* WORKING DATA
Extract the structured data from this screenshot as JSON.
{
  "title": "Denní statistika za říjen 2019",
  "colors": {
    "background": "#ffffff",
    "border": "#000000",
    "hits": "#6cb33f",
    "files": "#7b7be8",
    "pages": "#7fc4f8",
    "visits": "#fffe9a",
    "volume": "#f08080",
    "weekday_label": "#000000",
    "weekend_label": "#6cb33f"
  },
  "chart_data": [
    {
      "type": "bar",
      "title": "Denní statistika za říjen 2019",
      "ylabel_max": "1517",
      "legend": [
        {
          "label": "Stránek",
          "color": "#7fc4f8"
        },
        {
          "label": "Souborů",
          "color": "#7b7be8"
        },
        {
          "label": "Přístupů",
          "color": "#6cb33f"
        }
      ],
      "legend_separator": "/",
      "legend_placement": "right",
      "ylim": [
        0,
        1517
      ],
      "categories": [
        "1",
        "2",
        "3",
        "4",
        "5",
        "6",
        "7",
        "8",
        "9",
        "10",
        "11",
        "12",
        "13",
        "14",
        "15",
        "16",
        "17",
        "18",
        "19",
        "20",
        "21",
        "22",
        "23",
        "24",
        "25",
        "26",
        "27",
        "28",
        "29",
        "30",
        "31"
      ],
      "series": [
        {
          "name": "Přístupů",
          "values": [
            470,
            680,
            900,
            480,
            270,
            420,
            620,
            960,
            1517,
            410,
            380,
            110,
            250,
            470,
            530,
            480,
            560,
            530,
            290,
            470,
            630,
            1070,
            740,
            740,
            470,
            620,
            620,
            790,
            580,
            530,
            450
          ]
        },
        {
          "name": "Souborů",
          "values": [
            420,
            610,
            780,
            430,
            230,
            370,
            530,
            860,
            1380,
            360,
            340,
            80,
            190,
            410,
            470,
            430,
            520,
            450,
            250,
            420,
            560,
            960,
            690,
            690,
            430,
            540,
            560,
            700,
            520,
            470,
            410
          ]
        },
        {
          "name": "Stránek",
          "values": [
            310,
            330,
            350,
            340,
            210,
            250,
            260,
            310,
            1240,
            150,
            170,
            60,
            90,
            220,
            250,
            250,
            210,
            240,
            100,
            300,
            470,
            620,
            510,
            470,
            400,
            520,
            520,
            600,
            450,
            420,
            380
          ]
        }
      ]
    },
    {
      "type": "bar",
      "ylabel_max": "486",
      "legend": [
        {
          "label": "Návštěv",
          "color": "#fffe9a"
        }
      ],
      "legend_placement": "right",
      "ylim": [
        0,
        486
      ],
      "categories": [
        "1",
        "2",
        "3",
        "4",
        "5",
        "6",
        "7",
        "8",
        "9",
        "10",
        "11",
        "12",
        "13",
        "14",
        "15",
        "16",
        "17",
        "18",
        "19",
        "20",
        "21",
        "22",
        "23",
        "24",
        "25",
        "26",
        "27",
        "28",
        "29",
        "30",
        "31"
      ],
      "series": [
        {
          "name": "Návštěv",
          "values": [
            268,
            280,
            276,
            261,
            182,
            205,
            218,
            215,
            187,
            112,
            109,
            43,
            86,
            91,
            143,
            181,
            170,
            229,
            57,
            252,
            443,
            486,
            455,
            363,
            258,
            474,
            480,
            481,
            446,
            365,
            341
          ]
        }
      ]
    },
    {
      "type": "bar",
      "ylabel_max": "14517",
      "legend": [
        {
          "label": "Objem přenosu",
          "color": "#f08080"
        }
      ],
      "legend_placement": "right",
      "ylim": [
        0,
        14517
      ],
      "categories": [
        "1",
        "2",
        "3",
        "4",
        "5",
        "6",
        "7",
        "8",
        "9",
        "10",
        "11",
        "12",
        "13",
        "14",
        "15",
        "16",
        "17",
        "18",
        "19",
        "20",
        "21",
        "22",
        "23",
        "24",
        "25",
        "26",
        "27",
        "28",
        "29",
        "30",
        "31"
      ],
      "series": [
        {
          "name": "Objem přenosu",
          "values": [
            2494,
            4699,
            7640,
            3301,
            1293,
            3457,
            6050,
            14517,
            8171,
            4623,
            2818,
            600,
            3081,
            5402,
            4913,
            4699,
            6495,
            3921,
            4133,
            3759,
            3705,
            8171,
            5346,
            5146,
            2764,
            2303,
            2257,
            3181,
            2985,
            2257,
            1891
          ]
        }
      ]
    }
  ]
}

* PROBLEM DESCRIPTION
Output every record above exactly as it appears.

* EXERCISE SOLUTION
Extract the structured data from this screenshot as JSON.
{
  "title": "Denní statistika za říjen 2019",
  "colors": {
    "background": "#ffffff",
    "border": "#000000",
    "hits": "#6cb33f",
    "files": "#7b7be8",
    "pages": "#7fc4f8",
    "visits": "#fffe9a",
    "volume": "#f08080",
    "weekday_label": "#000000",
    "weekend_label": "#6cb33f"
  },
  "chart_data": [
    {
      "type": "bar",
      "title": "Denní statistika za říjen 2019",
      "ylabel_max": "1517",
      "legend": [
        {
          "label": "Stránek",
          "color": "#7fc4f8"
        },
        {
          "label": "Souborů",
          "color": "#7b7be8"
        },
        {
          "label": "Přístupů",
          "color": "#6cb33f"
        }
      ],
      "legend_separator": "/",
      "legend_placement": "right",
      "ylim": [
        0,
        1517
      ],
      "categories": [
        "1",
        "2",
        "3",
        "4",
        "5",
        "6",
        "7",
        "8",
        "9",
        "10",
        "11",
        "12",
        "13",
        "14",
        "15",
        "16",
        "17",
        "18",
        "19",
        "20",
        "21",
        "22",
        "23",
        "24",
        "25",
        "26",
        "27",
        "28",
        "29",
        "30",
        "31"
      ],
      "series": [
        {
          "name": "Přístupů",
          "values": [
            470,
            680,
            900,
            480,
            270,
            420,
            620,
            960,
            1517,
            410,
            380,
            110,
            250,
            470,
            530,
            480,
            560,
            530,
            290,
            470,
            630,
            1070,
            740,
            740,
            470,
            620,
            620,
            790,
            580,
            530,
            450
          ]
        },
        {
          "name": "Souborů",
          "values": [
            420,
            610,
            780,
            430,
            230,
            370,
            530,
            860,
            1380,
            360,
            340,
            80,
            190,
            410,
            470,
            430,
            520,
            450,
            250,
            420,
            560,
            960,
            690,
            690,
            430,
            540,
            560,
            700,
            520,
            470,
            410
          ]
        },
        {
          "name": "Stránek",
          "values": [
            310,
            330,
            350,
            340,
            210,
            250,
            260,
            310,
            1240,
            150,
            170,
            60,
            90,
            220,
            250,
            250,
            210,
            240,
            100,
            300,
            470,
            620,
            510,
            470,
            400,
            520,
            520,
            600,
            450,
            420,
            380
          ]
        }
      ]
    },
    {
      "type": "bar",
      "ylabel_max": "486",
      "legend": [
        {
          "label": "Návštěv",
          "color": "#fffe9a"
        }
      ],
      "legend_placement": "right",
      "ylim": [
        0,
        486
      ],
      "categories": [
        "1",
        "2",
        "3",
        "4",
        "5",
        "6",
        "7",
        "8",
        "9",
        "10",
        "11",
        "12",
        "13",
        "14",
        "15",
        "16",
        "17",
        "18",
        "19",
        "20",
        "21",
        "22",
        "23",
        "24",
        "25",
        "26",
        "27",
        "28",
        "29",
        "30",
        "31"
      ],
      "series": [
        {
          "name": "Návštěv",
          "values": [
            268,
            280,
            276,
            261,
            182,
            205,
            218,
            215,
            187,
            112,
            109,
            43,
            86,
            91,
            143,
            181,
            170,
            229,
            57,
            252,
            443,
            486,
            455,
            363,
            258,
            474,
            480,
            481,
            446,
            365,
            341
          ]
        }
      ]
    },
    {
      "type": "bar",
      "ylabel_max": "14517",
      "legend": [
        {
          "label": "Objem přenosu",
          "color": "#f08080"
        }
      ],
      "legend_placement": "right",
      "ylim": [
        0,
        14517
      ],
      "categories": [
        "1",
        "2",
        "3",
        "4",
        "5",
        "6",
        "7",
        "8",
        "9",
        "10",
        "11",
        "12",
        "13",
        "14",
        "15",
        "16",
        "17",
        "18",
        "19",
        "20",
        "21",
        "22",
        "23",
        "24",
        "25",
        "26",
        "27",
        "28",
        "29",
        "30",
        "31"
      ],
      "series": [
        {
          "name": "Objem přenosu",
          "values": [
            2494,
            4699,
            7640,
            3301,
            1293,
            3457,
            6050,
            14517,
            8171,
            4623,
            2818,
            600,
            3081,
            5402,
            4913,
            4699,
            6495,
            3921,
            4133,
            3759,
            3705,
            8171,
            5346,
            5146,
            2764,
            2303,
            2257,
            3181,
            2985,
            2257,
            1891
          ]
        }
      ]
    }
  ]
}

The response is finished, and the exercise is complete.